=== Objective ===
Convert the material below into a numbered list, leaving out any blank lines.

=== The input ===

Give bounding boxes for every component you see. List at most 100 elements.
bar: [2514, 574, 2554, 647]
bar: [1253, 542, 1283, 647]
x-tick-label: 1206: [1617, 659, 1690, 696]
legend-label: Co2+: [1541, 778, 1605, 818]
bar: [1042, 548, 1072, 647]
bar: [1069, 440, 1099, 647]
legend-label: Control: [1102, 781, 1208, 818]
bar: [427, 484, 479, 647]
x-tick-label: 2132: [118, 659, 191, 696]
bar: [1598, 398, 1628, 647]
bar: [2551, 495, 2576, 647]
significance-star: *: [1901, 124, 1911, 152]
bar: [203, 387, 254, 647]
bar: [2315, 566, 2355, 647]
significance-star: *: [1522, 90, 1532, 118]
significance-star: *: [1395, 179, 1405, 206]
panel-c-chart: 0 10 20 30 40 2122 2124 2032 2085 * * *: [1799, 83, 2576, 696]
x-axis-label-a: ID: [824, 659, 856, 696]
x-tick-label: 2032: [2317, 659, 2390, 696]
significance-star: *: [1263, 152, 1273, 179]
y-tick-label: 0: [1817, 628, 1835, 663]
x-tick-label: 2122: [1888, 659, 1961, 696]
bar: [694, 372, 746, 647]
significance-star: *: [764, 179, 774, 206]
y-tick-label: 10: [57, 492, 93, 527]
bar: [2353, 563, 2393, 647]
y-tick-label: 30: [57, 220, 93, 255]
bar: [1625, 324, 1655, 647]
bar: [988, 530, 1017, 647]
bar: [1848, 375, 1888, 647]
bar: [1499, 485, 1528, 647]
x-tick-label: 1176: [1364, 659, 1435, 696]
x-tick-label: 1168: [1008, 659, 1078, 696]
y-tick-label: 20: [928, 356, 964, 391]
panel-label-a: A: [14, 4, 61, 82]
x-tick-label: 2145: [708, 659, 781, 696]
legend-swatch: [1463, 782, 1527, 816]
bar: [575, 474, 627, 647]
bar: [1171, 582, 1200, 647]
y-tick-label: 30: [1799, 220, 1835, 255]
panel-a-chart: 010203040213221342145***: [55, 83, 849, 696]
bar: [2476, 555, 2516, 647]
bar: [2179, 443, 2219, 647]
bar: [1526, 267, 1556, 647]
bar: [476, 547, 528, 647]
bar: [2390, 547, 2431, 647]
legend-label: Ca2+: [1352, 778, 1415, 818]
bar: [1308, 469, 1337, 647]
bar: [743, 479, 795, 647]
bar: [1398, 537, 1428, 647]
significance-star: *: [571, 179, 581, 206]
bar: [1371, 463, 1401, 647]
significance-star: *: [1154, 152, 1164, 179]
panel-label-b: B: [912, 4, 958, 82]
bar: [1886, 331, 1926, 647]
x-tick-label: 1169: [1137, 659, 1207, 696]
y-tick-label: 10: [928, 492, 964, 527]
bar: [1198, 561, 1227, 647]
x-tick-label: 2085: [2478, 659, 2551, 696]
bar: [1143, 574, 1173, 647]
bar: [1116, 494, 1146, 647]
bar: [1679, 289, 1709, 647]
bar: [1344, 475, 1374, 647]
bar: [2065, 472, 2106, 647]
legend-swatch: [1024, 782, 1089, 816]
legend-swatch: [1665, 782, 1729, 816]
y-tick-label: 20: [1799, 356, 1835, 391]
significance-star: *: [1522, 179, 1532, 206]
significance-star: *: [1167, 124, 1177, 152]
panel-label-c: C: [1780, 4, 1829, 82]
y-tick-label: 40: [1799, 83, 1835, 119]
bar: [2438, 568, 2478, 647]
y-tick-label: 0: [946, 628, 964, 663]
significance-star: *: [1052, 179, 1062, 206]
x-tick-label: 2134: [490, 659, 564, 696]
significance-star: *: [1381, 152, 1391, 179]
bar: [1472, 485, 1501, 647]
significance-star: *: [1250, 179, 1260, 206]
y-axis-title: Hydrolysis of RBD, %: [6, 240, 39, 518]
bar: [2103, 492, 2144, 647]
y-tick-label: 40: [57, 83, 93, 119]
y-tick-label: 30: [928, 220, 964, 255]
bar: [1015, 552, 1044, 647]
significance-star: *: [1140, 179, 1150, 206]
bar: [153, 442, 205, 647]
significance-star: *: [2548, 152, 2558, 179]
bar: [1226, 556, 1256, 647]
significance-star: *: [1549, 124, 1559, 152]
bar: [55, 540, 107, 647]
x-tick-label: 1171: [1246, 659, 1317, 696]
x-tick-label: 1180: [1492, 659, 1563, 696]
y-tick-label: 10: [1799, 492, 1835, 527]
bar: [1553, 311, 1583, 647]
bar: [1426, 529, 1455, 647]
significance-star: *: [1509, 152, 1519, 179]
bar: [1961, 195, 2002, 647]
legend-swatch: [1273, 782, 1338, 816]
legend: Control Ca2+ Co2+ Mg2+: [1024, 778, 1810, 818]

=== Result below ===
1. Give bounding boxes for every component you see. List at most 100 elements.
2. bar: [2514, 574, 2554, 647]
3. bar: [1253, 542, 1283, 647]
4. x-tick-label: 1206: [1617, 659, 1690, 696]
5. legend-label: Co2+: [1541, 778, 1605, 818]
6. bar: [1042, 548, 1072, 647]
7. bar: [1069, 440, 1099, 647]
8. legend-label: Control: [1102, 781, 1208, 818]
9. bar: [427, 484, 479, 647]
10. x-tick-label: 2132: [118, 659, 191, 696]
11. bar: [1598, 398, 1628, 647]
12. bar: [2551, 495, 2576, 647]
13. significance-star: *: [1901, 124, 1911, 152]
14. bar: [203, 387, 254, 647]
15. bar: [2315, 566, 2355, 647]
16. significance-star: *: [1522, 90, 1532, 118]
17. significance-star: *: [1395, 179, 1405, 206]
18. panel-c-chart: 0 10 20 30 40 2122 2124 2032 2085 * * *: [1799, 83, 2576, 696]
19. x-axis-label-a: ID: [824, 659, 856, 696]
20. x-tick-label: 2032: [2317, 659, 2390, 696]
21. significance-star: *: [1263, 152, 1273, 179]
22. y-tick-label: 0: [1817, 628, 1835, 663]
23. x-tick-label: 2122: [1888, 659, 1961, 696]
24. bar: [694, 372, 746, 647]
25. significance-star: *: [764, 179, 774, 206]
26. y-tick-label: 10: [57, 492, 93, 527]
27. bar: [2353, 563, 2393, 647]
28. y-tick-label: 30: [57, 220, 93, 255]
29. bar: [1625, 324, 1655, 647]
30. bar: [988, 530, 1017, 647]
31. bar: [1848, 375, 1888, 647]
32. bar: [1499, 485, 1528, 647]
33. x-tick-label: 1176: [1364, 659, 1435, 696]
34. x-tick-label: 1168: [1008, 659, 1078, 696]
35. y-tick-label: 20: [928, 356, 964, 391]
36. panel-label-a: A: [14, 4, 61, 82]
37. x-tick-label: 2145: [708, 659, 781, 696]
38. legend-swatch: [1463, 782, 1527, 816]
39. bar: [575, 474, 627, 647]
40. bar: [1171, 582, 1200, 647]
41. y-tick-label: 30: [1799, 220, 1835, 255]
42. panel-a-chart: 010203040213221342145***: [55, 83, 849, 696]
43. bar: [2476, 555, 2516, 647]
44. bar: [2179, 443, 2219, 647]
45. bar: [1526, 267, 1556, 647]
46. bar: [476, 547, 528, 647]
47. bar: [2390, 547, 2431, 647]
48. legend-label: Ca2+: [1352, 778, 1415, 818]
49. bar: [1308, 469, 1337, 647]
50. bar: [743, 479, 795, 647]
51. bar: [1398, 537, 1428, 647]
52. significance-star: *: [571, 179, 581, 206]
53. bar: [1371, 463, 1401, 647]
54. significance-star: *: [1154, 152, 1164, 179]
55. panel-label-b: B: [912, 4, 958, 82]
56. bar: [1886, 331, 1926, 647]
57. x-tick-label: 1169: [1137, 659, 1207, 696]
58. y-tick-label: 10: [928, 492, 964, 527]
59. bar: [1198, 561, 1227, 647]
60. x-tick-label: 2085: [2478, 659, 2551, 696]
61. bar: [1143, 574, 1173, 647]
62. bar: [1116, 494, 1146, 647]
63. bar: [1679, 289, 1709, 647]
64. bar: [1344, 475, 1374, 647]
65. bar: [2065, 472, 2106, 647]
66. legend-swatch: [1024, 782, 1089, 816]
67. legend-swatch: [1665, 782, 1729, 816]
68. y-tick-label: 20: [1799, 356, 1835, 391]
69. significance-star: *: [1522, 179, 1532, 206]
70. significance-star: *: [1167, 124, 1177, 152]
71. panel-label-c: C: [1780, 4, 1829, 82]
72. y-tick-label: 40: [1799, 83, 1835, 119]
73. bar: [2438, 568, 2478, 647]
74. y-tick-label: 0: [946, 628, 964, 663]
75. significance-star: *: [1052, 179, 1062, 206]
76. x-tick-label: 2134: [490, 659, 564, 696]
77. significance-star: *: [1381, 152, 1391, 179]
78. bar: [1472, 485, 1501, 647]
79. significance-star: *: [1250, 179, 1260, 206]
80. y-axis-title: Hydrolysis of RBD, %: [6, 240, 39, 518]
81. bar: [2103, 492, 2144, 647]
82. y-tick-label: 40: [57, 83, 93, 119]
83. y-tick-label: 30: [928, 220, 964, 255]
84. bar: [1015, 552, 1044, 647]
85. significance-star: *: [1140, 179, 1150, 206]
86. bar: [153, 442, 205, 647]
87. significance-star: *: [2548, 152, 2558, 179]
88. bar: [1226, 556, 1256, 647]
89. significance-star: *: [1549, 124, 1559, 152]
90. bar: [55, 540, 107, 647]
91. x-tick-label: 1171: [1246, 659, 1317, 696]
92. x-tick-label: 1180: [1492, 659, 1563, 696]
93. y-tick-label: 10: [1799, 492, 1835, 527]
94. bar: [1553, 311, 1583, 647]
95. bar: [1426, 529, 1455, 647]
96. significance-star: *: [1509, 152, 1519, 179]
97. bar: [1961, 195, 2002, 647]
98. legend-swatch: [1273, 782, 1338, 816]
99. legend: Control Ca2+ Co2+ Mg2+: [1024, 778, 1810, 818]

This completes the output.